**What is expected:**
Each entry below should be reproduced character for character.

* Begin Material for this task *

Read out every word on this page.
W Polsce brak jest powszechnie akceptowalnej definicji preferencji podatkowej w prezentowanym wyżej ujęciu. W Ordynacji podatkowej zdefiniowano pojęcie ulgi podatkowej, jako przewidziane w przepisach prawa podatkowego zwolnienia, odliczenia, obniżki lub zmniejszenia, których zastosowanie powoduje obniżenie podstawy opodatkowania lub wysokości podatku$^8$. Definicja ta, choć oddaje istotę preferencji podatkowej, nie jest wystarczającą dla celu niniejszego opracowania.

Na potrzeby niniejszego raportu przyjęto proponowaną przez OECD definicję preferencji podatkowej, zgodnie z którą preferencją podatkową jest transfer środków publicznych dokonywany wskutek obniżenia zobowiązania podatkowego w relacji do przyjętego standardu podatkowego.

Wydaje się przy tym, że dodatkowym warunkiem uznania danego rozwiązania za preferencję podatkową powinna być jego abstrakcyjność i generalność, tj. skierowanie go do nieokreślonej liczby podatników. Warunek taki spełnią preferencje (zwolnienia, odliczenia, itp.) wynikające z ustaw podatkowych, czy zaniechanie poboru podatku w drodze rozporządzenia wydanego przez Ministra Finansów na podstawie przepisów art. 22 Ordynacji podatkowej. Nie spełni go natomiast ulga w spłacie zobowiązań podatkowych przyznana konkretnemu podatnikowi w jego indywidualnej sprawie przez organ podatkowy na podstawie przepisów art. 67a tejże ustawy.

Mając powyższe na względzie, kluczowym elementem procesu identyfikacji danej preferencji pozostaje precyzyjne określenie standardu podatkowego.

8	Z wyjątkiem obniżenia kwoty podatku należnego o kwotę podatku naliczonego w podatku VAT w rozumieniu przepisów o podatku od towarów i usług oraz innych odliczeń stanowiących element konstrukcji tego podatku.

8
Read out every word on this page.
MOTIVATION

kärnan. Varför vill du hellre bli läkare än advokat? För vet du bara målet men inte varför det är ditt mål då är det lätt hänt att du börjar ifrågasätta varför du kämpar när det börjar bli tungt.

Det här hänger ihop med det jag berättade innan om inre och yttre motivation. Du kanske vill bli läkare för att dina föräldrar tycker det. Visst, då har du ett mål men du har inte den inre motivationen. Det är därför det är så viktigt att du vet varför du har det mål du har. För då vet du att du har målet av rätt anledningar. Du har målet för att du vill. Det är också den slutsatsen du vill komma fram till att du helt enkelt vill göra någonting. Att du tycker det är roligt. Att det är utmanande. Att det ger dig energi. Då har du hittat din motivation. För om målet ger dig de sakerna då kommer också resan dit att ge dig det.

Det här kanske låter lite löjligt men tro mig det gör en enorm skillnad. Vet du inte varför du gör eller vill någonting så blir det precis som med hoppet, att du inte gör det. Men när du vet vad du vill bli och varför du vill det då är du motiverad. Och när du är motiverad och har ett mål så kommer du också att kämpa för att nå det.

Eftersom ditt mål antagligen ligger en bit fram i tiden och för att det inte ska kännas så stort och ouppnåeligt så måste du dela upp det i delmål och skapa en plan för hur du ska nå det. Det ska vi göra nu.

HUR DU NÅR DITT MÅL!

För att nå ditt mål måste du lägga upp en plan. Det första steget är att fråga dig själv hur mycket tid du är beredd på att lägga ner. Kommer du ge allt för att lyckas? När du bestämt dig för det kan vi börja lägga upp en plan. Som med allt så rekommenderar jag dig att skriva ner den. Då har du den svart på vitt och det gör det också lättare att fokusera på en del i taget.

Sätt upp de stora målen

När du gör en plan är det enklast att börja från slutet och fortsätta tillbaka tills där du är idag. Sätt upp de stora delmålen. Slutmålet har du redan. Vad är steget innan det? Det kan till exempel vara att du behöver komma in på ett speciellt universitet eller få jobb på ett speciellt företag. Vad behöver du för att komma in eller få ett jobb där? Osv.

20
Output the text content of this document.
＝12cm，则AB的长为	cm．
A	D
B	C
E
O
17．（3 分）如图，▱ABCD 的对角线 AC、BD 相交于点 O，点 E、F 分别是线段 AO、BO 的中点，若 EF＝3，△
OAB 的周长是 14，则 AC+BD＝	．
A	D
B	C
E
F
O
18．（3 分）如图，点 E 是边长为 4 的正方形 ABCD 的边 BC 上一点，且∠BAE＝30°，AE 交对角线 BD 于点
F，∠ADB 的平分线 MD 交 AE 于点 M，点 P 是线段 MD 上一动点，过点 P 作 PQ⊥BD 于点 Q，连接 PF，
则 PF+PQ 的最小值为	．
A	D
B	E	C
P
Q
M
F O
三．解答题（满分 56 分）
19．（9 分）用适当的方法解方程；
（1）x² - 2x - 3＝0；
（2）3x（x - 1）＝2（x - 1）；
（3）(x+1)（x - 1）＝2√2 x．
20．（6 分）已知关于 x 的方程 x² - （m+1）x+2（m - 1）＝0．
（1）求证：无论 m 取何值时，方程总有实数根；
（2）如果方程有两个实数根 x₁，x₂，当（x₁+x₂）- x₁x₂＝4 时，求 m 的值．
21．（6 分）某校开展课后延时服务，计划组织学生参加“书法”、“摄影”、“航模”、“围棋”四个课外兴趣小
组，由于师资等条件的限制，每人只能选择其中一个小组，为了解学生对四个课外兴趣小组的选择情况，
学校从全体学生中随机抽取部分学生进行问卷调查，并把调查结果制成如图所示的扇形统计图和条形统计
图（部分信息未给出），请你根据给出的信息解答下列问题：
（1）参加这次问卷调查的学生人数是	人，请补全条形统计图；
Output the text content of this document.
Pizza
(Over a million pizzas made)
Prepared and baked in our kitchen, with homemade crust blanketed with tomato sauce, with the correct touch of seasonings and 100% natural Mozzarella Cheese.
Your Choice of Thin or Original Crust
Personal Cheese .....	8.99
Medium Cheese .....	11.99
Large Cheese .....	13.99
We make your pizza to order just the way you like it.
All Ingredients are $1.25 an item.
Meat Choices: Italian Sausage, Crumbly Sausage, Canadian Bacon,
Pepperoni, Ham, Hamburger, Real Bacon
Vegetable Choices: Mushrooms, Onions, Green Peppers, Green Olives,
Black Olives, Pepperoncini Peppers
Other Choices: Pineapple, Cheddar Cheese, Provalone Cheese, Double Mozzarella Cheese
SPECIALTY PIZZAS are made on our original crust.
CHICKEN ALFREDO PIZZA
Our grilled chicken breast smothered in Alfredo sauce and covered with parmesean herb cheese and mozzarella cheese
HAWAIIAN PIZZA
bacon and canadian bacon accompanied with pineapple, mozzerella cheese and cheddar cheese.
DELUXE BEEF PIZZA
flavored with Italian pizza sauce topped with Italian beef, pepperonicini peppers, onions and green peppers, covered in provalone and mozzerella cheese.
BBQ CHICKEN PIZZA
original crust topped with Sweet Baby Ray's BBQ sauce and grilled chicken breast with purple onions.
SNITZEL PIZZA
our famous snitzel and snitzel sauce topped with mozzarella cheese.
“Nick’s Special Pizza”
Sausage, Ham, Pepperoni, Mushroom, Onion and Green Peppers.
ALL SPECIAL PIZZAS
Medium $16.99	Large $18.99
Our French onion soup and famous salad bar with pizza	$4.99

* End Material for this task *

**The output:**
Read out every word on this page.
W Polsce brak jest powszechnie akceptowalnej definicji preferencji podatkowej w prezentowanym wyżej ujęciu. W Ordynacji podatkowej zdefiniowano pojęcie ulgi podatkowej, jako przewidziane w przepisach prawa podatkowego zwolnienia, odliczenia, obniżki lub zmniejszenia, których zastosowanie powoduje obniżenie podstawy opodatkowania lub wysokości podatku$^8$. Definicja ta, choć oddaje istotę preferencji podatkowej, nie jest wystarczającą dla celu niniejszego opracowania.

Na potrzeby niniejszego raportu przyjęto proponowaną przez OECD definicję preferencji podatkowej, zgodnie z którą preferencją podatkową jest transfer środków publicznych dokonywany wskutek obniżenia zobowiązania podatkowego w relacji do przyjętego standardu podatkowego.

Wydaje się przy tym, że dodatkowym warunkiem uznania danego rozwiązania za preferencję podatkową powinna być jego abstrakcyjność i generalność, tj. skierowanie go do nieokreślonej liczby podatników. Warunek taki spełnią preferencje (zwolnienia, odliczenia, itp.) wynikające z ustaw podatkowych, czy zaniechanie poboru podatku w drodze rozporządzenia wydanego przez Ministra Finansów na podstawie przepisów art. 22 Ordynacji podatkowej. Nie spełni go natomiast ulga w spłacie zobowiązań podatkowych przyznana konkretnemu podatnikowi w jego indywidualnej sprawie przez organ podatkowy na podstawie przepisów art. 67a tejże ustawy.

Mając powyższe na względzie, kluczowym elementem procesu identyfikacji danej preferencji pozostaje precyzyjne określenie standardu podatkowego.

8	Z wyjątkiem obniżenia kwoty podatku należnego o kwotę podatku naliczonego w podatku VAT w rozumieniu przepisów o podatku od towarów i usług oraz innych odliczeń stanowiących element konstrukcji tego podatku.

8
Read out every word on this page.
MOTIVATION

kärnan. Varför vill du hellre bli läkare än advokat? För vet du bara målet men inte varför det är ditt mål då är det lätt hänt att du börjar ifrågasätta varför du kämpar när det börjar bli tungt.

Det här hänger ihop med det jag berättade innan om inre och yttre motivation. Du kanske vill bli läkare för att dina föräldrar tycker det. Visst, då har du ett mål men du har inte den inre motivationen. Det är därför det är så viktigt att du vet varför du har det mål du har. För då vet du att du har målet av rätt anledningar. Du har målet för att du vill. Det är också den slutsatsen du vill komma fram till att du helt enkelt vill göra någonting. Att du tycker det är roligt. Att det är utmanande. Att det ger dig energi. Då har du hittat din motivation. För om målet ger dig de sakerna då kommer också resan dit att ge dig det.

Det här kanske låter lite löjligt men tro mig det gör en enorm skillnad. Vet du inte varför du gör eller vill någonting så blir det precis som med hoppet, att du inte gör det. Men när du vet vad du vill bli och varför du vill det då är du motiverad. Och när du är motiverad och har ett mål så kommer du också att kämpa för att nå det.

Eftersom ditt mål antagligen ligger en bit fram i tiden och för att det inte ska kännas så stort och ouppnåeligt så måste du dela upp det i delmål och skapa en plan för hur du ska nå det. Det ska vi göra nu.

HUR DU NÅR DITT MÅL!

För att nå ditt mål måste du lägga upp en plan. Det första steget är att fråga dig själv hur mycket tid du är beredd på att lägga ner. Kommer du ge allt för att lyckas? När du bestämt dig för det kan vi börja lägga upp en plan. Som med allt så rekommenderar jag dig att skriva ner den. Då har du den svart på vitt och det gör det också lättare att fokusera på en del i taget.

Sätt upp de stora målen

När du gör en plan är det enklast att börja från slutet och fortsätta tillbaka tills där du är idag. Sätt upp de stora delmålen. Slutmålet har du redan. Vad är steget innan det? Det kan till exempel vara att du behöver komma in på ett speciellt universitet eller få jobb på ett speciellt företag. Vad behöver du för att komma in eller få ett jobb där? Osv.

20
Output the text content of this document.
＝12cm，则AB的长为	cm．
A	D
B	C
E
O
17．（3 分）如图，▱ABCD 的对角线 AC、BD 相交于点 O，点 E、F 分别是线段 AO、BO 的中点，若 EF＝3，△
OAB 的周长是 14，则 AC+BD＝	．
A	D
B	C
E
F
O
18．（3 分）如图，点 E 是边长为 4 的正方形 ABCD 的边 BC 上一点，且∠BAE＝30°，AE 交对角线 BD 于点
F，∠ADB 的平分线 MD 交 AE 于点 M，点 P 是线段 MD 上一动点，过点 P 作 PQ⊥BD 于点 Q，连接 PF，
则 PF+PQ 的最小值为	．
A	D
B	E	C
P
Q
M
F O
三．解答题（满分 56 分）
19．（9 分）用适当的方法解方程；
（1）x² - 2x - 3＝0；
（2）3x（x - 1）＝2（x - 1）；
（3）(x+1)（x - 1）＝2√2 x．
20．（6 分）已知关于 x 的方程 x² - （m+1）x+2（m - 1）＝0．
（1）求证：无论 m 取何值时，方程总有实数根；
（2）如果方程有两个实数根 x₁，x₂，当（x₁+x₂）- x₁x₂＝4 时，求 m 的值．
21．（6 分）某校开展课后延时服务，计划组织学生参加“书法”、“摄影”、“航模”、“围棋”四个课外兴趣小
组，由于师资等条件的限制，每人只能选择其中一个小组，为了解学生对四个课外兴趣小组的选择情况，
学校从全体学生中随机抽取部分学生进行问卷调查，并把调查结果制成如图所示的扇形统计图和条形统计
图（部分信息未给出），请你根据给出的信息解答下列问题：
（1）参加这次问卷调查的学生人数是	人，请补全条形统计图；
Output the text content of this document.
Pizza
(Over a million pizzas made)
Prepared and baked in our kitchen, with homemade crust blanketed with tomato sauce, with the correct touch of seasonings and 100% natural Mozzarella Cheese.
Your Choice of Thin or Original Crust
Personal Cheese .....	8.99
Medium Cheese .....	11.99
Large Cheese .....	13.99
We make your pizza to order just the way you like it.
All Ingredients are $1.25 an item.
Meat Choices: Italian Sausage, Crumbly Sausage, Canadian Bacon,
Pepperoni, Ham, Hamburger, Real Bacon
Vegetable Choices: Mushrooms, Onions, Green Peppers, Green Olives,
Black Olives, Pepperoncini Peppers
Other Choices: Pineapple, Cheddar Cheese, Provalone Cheese, Double Mozzarella Cheese
SPECIALTY PIZZAS are made on our original crust.
CHICKEN ALFREDO PIZZA
Our grilled chicken breast smothered in Alfredo sauce and covered with parmesean herb cheese and mozzarella cheese
HAWAIIAN PIZZA
bacon and canadian bacon accompanied with pineapple, mozzerella cheese and cheddar cheese.
DELUXE BEEF PIZZA
flavored with Italian pizza sauce topped with Italian beef, pepperonicini peppers, onions and green peppers, covered in provalone and mozzerella cheese.
BBQ CHICKEN PIZZA
original crust topped with Sweet Baby Ray's BBQ sauce and grilled chicken breast with purple onions.
SNITZEL PIZZA
our famous snitzel and snitzel sauce topped with mozzarella cheese.
“Nick’s Special Pizza”
Sausage, Ham, Pepperoni, Mushroom, Onion and Green Peppers.
ALL SPECIAL PIZZAS
Medium $16.99	Large $18.99
Our French onion soup and famous salad bar with pizza	$4.99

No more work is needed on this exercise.